▶ Short exercise: Write out the material again word for word, dropping any images it holds.

(Chart and figure data)
►

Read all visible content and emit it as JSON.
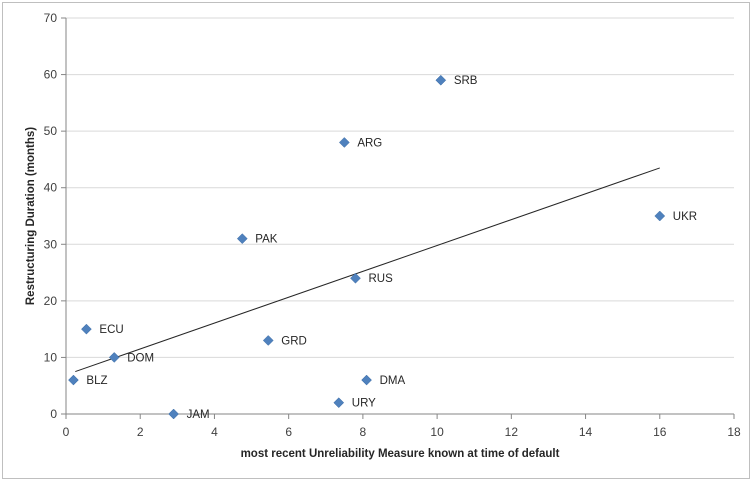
{
  "chart_data": {
    "type": "scatter",
    "xlabel": "most recent Unreliability  Measure known at time of default",
    "ylabel": "Restructuring Duration (months)",
    "xlim": [
      0,
      18
    ],
    "ylim": [
      0,
      70
    ],
    "x_ticks": [
      0,
      2,
      4,
      6,
      8,
      10,
      12,
      14,
      16,
      18
    ],
    "y_ticks": [
      0,
      10,
      20,
      30,
      40,
      50,
      60,
      70
    ],
    "grid": "horizontal",
    "legend": "none",
    "marker": "diamond",
    "marker_color": "#4f81bd",
    "trendline_color": "#262626",
    "points": [
      {
        "label": "SRB",
        "x": 10.1,
        "y": 59
      },
      {
        "label": "ARG",
        "x": 7.5,
        "y": 48
      },
      {
        "label": "UKR",
        "x": 16.0,
        "y": 35
      },
      {
        "label": "PAK",
        "x": 4.75,
        "y": 31
      },
      {
        "label": "RUS",
        "x": 7.8,
        "y": 24
      },
      {
        "label": "ECU",
        "x": 0.55,
        "y": 15
      },
      {
        "label": "GRD",
        "x": 5.45,
        "y": 13
      },
      {
        "label": "DOM",
        "x": 1.3,
        "y": 10
      },
      {
        "label": "BLZ",
        "x": 0.2,
        "y": 6
      },
      {
        "label": "DMA",
        "x": 8.1,
        "y": 6
      },
      {
        "label": "URY",
        "x": 7.35,
        "y": 2
      },
      {
        "label": "JAM",
        "x": 2.9,
        "y": 0
      }
    ],
    "trendline": {
      "x": [
        0.25,
        16.0
      ],
      "y": [
        7.5,
        43.5
      ]
    }
  }
}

◄

▶ Answer:
Read all visible content and emit it as JSON.
{
  "chart_data": {
    "type": "scatter",
    "xlabel": "most recent Unreliability  Measure known at time of default",
    "ylabel": "Restructuring Duration (months)",
    "xlim": [
      0,
      18
    ],
    "ylim": [
      0,
      70
    ],
    "x_ticks": [
      0,
      2,
      4,
      6,
      8,
      10,
      12,
      14,
      16,
      18
    ],
    "y_ticks": [
      0,
      10,
      20,
      30,
      40,
      50,
      60,
      70
    ],
    "grid": "horizontal",
    "legend": "none",
    "marker": "diamond",
    "marker_color": "#4f81bd",
    "trendline_color": "#262626",
    "points": [
      {
        "label": "SRB",
        "x": 10.1,
        "y": 59
      },
      {
        "label": "ARG",
        "x": 7.5,
        "y": 48
      },
      {
        "label": "UKR",
        "x": 16.0,
        "y": 35
      },
      {
        "label": "PAK",
        "x": 4.75,
        "y": 31
      },
      {
        "label": "RUS",
        "x": 7.8,
        "y": 24
      },
      {
        "label": "ECU",
        "x": 0.55,
        "y": 15
      },
      {
        "label": "GRD",
        "x": 5.45,
        "y": 13
      },
      {
        "label": "DOM",
        "x": 1.3,
        "y": 10
      },
      {
        "label": "BLZ",
        "x": 0.2,
        "y": 6
      },
      {
        "label": "DMA",
        "x": 8.1,
        "y": 6
      },
      {
        "label": "URY",
        "x": 7.35,
        "y": 2
      },
      {
        "label": "JAM",
        "x": 2.9,
        "y": 0
      }
    ],
    "trendline": {
      "x": [
        0.25,
        16.0
      ],
      "y": [
        7.5,
        43.5
      ]
    }
  }
}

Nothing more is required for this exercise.